• WRITTEN REQUEST
Your task is to transcribe the records exactly, skipping every image.

• PROVIDED RECORDS
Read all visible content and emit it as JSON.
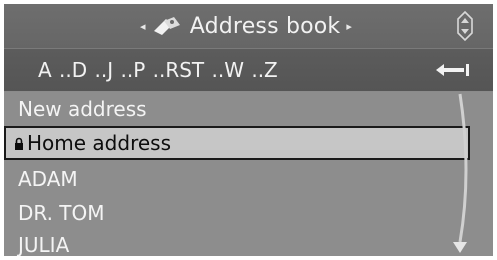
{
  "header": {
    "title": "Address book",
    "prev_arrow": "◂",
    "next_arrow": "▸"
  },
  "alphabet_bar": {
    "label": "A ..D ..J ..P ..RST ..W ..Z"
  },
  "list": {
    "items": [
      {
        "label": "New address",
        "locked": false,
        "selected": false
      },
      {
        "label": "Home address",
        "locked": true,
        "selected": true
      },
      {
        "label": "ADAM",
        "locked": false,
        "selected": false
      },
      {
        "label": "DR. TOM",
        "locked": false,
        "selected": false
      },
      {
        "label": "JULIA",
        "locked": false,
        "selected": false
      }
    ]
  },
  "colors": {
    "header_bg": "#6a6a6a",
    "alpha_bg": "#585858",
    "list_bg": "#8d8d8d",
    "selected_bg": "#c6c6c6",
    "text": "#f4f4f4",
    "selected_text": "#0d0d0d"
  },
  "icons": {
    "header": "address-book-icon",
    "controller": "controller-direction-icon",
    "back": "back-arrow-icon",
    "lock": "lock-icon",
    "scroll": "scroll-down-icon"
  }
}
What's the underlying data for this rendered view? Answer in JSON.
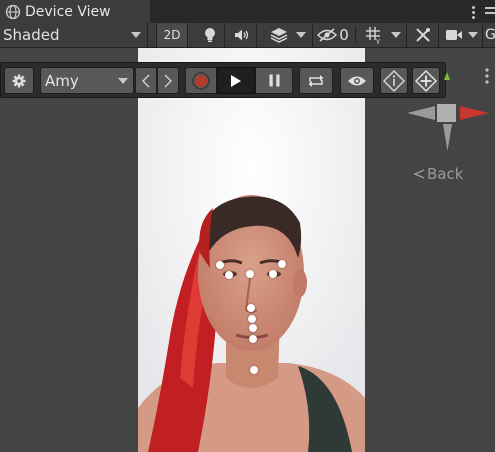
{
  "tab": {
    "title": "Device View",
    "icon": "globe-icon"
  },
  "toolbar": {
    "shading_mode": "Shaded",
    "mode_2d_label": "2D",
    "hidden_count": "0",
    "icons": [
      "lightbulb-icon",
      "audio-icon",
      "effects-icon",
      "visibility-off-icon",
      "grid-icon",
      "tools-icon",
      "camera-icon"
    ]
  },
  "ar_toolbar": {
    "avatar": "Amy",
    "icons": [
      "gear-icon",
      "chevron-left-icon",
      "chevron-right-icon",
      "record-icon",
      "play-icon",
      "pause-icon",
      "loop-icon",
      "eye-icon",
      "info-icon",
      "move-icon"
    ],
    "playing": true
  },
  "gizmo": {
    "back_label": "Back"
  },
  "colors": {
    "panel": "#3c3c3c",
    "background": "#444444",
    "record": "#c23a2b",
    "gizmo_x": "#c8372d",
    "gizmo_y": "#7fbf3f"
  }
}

• RIGHT ANSWER
Read all visible content and emit it as JSON.
{
  "header": {
    "title": "Address book",
    "prev_arrow": "◂",
    "next_arrow": "▸"
  },
  "alphabet_bar": {
    "label": "A ..D ..J ..P ..RST ..W ..Z"
  },
  "list": {
    "items": [
      {
        "label": "New address",
        "locked": false,
        "selected": false
      },
      {
        "label": "Home address",
        "locked": true,
        "selected": true
      },
      {
        "label": "ADAM",
        "locked": false,
        "selected": false
      },
      {
        "label": "DR. TOM",
        "locked": false,
        "selected": false
      },
      {
        "label": "JULIA",
        "locked": false,
        "selected": false
      }
    ]
  },
  "colors": {
    "header_bg": "#6a6a6a",
    "alpha_bg": "#585858",
    "list_bg": "#8d8d8d",
    "selected_bg": "#c6c6c6",
    "text": "#f4f4f4",
    "selected_text": "#0d0d0d"
  },
  "icons": {
    "header": "address-book-icon",
    "controller": "controller-direction-icon",
    "back": "back-arrow-icon",
    "lock": "lock-icon",
    "scroll": "scroll-down-icon"
  }
}
What's the underlying data for this rendered view? Answer in JSON.
{
  "tab": {
    "title": "Device View",
    "icon": "globe-icon"
  },
  "toolbar": {
    "shading_mode": "Shaded",
    "mode_2d_label": "2D",
    "hidden_count": "0",
    "icons": [
      "lightbulb-icon",
      "audio-icon",
      "effects-icon",
      "visibility-off-icon",
      "grid-icon",
      "tools-icon",
      "camera-icon"
    ]
  },
  "ar_toolbar": {
    "avatar": "Amy",
    "icons": [
      "gear-icon",
      "chevron-left-icon",
      "chevron-right-icon",
      "record-icon",
      "play-icon",
      "pause-icon",
      "loop-icon",
      "eye-icon",
      "info-icon",
      "move-icon"
    ],
    "playing": true
  },
  "gizmo": {
    "back_label": "Back"
  },
  "colors": {
    "panel": "#3c3c3c",
    "background": "#444444",
    "record": "#c23a2b",
    "gizmo_x": "#c8372d",
    "gizmo_y": "#7fbf3f"
  }
}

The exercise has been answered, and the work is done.